[Source records]
^^^^^^^^^^^^^^^^

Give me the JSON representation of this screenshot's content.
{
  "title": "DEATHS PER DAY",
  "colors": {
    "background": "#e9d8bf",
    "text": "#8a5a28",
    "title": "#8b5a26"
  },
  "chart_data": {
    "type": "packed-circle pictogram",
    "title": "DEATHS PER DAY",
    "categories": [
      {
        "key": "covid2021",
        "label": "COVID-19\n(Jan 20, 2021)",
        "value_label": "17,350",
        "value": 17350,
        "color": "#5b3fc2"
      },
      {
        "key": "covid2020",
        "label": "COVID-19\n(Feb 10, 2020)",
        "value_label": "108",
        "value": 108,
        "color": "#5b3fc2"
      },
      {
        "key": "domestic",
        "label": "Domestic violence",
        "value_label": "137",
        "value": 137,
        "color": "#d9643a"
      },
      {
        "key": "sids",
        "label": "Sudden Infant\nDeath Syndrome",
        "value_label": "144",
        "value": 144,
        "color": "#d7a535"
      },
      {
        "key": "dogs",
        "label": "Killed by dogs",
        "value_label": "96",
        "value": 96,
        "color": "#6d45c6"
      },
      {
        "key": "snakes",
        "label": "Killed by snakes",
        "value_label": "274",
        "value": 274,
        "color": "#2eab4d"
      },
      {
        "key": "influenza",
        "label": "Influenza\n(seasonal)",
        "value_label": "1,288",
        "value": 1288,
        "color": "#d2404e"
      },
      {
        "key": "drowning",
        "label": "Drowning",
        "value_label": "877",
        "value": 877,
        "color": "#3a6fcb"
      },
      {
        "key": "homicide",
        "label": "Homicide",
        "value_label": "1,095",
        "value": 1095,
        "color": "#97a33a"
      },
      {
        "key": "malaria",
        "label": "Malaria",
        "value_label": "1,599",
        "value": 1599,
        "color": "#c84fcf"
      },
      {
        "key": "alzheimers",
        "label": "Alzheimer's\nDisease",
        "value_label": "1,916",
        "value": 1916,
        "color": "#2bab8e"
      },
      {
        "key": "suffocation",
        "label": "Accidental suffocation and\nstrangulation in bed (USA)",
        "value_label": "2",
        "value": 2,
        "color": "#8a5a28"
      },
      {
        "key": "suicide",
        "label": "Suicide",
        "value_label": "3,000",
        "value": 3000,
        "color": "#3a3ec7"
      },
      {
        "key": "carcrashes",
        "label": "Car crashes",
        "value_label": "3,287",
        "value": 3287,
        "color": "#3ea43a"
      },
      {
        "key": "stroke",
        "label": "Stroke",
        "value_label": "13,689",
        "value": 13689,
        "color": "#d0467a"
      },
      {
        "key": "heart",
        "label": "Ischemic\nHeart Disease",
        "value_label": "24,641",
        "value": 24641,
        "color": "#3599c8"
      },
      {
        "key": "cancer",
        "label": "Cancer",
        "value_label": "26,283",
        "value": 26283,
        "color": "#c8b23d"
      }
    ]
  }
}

^^^^^^^^^^^^^^^^

• SET PROBLEM: Transcribe every entry exactly, omitting nothing.

• SOLUTION FOR THIS EXERCISE:
Give me the JSON representation of this screenshot's content.
{
  "title": "DEATHS PER DAY",
  "colors": {
    "background": "#e9d8bf",
    "text": "#8a5a28",
    "title": "#8b5a26"
  },
  "chart_data": {
    "type": "packed-circle pictogram",
    "title": "DEATHS PER DAY",
    "categories": [
      {
        "key": "covid2021",
        "label": "COVID-19\n(Jan 20, 2021)",
        "value_label": "17,350",
        "value": 17350,
        "color": "#5b3fc2"
      },
      {
        "key": "covid2020",
        "label": "COVID-19\n(Feb 10, 2020)",
        "value_label": "108",
        "value": 108,
        "color": "#5b3fc2"
      },
      {
        "key": "domestic",
        "label": "Domestic violence",
        "value_label": "137",
        "value": 137,
        "color": "#d9643a"
      },
      {
        "key": "sids",
        "label": "Sudden Infant\nDeath Syndrome",
        "value_label": "144",
        "value": 144,
        "color": "#d7a535"
      },
      {
        "key": "dogs",
        "label": "Killed by dogs",
        "value_label": "96",
        "value": 96,
        "color": "#6d45c6"
      },
      {
        "key": "snakes",
        "label": "Killed by snakes",
        "value_label": "274",
        "value": 274,
        "color": "#2eab4d"
      },
      {
        "key": "influenza",
        "label": "Influenza\n(seasonal)",
        "value_label": "1,288",
        "value": 1288,
        "color": "#d2404e"
      },
      {
        "key": "drowning",
        "label": "Drowning",
        "value_label": "877",
        "value": 877,
        "color": "#3a6fcb"
      },
      {
        "key": "homicide",
        "label": "Homicide",
        "value_label": "1,095",
        "value": 1095,
        "color": "#97a33a"
      },
      {
        "key": "malaria",
        "label": "Malaria",
        "value_label": "1,599",
        "value": 1599,
        "color": "#c84fcf"
      },
      {
        "key": "alzheimers",
        "label": "Alzheimer's\nDisease",
        "value_label": "1,916",
        "value": 1916,
        "color": "#2bab8e"
      },
      {
        "key": "suffocation",
        "label": "Accidental suffocation and\nstrangulation in bed (USA)",
        "value_label": "2",
        "value": 2,
        "color": "#8a5a28"
      },
      {
        "key": "suicide",
        "label": "Suicide",
        "value_label": "3,000",
        "value": 3000,
        "color": "#3a3ec7"
      },
      {
        "key": "carcrashes",
        "label": "Car crashes",
        "value_label": "3,287",
        "value": 3287,
        "color": "#3ea43a"
      },
      {
        "key": "stroke",
        "label": "Stroke",
        "value_label": "13,689",
        "value": 13689,
        "color": "#d0467a"
      },
      {
        "key": "heart",
        "label": "Ischemic\nHeart Disease",
        "value_label": "24,641",
        "value": 24641,
        "color": "#3599c8"
      },
      {
        "key": "cancer",
        "label": "Cancer",
        "value_label": "26,283",
        "value": 26283,
        "color": "#c8b23d"
      }
    ]
  }
}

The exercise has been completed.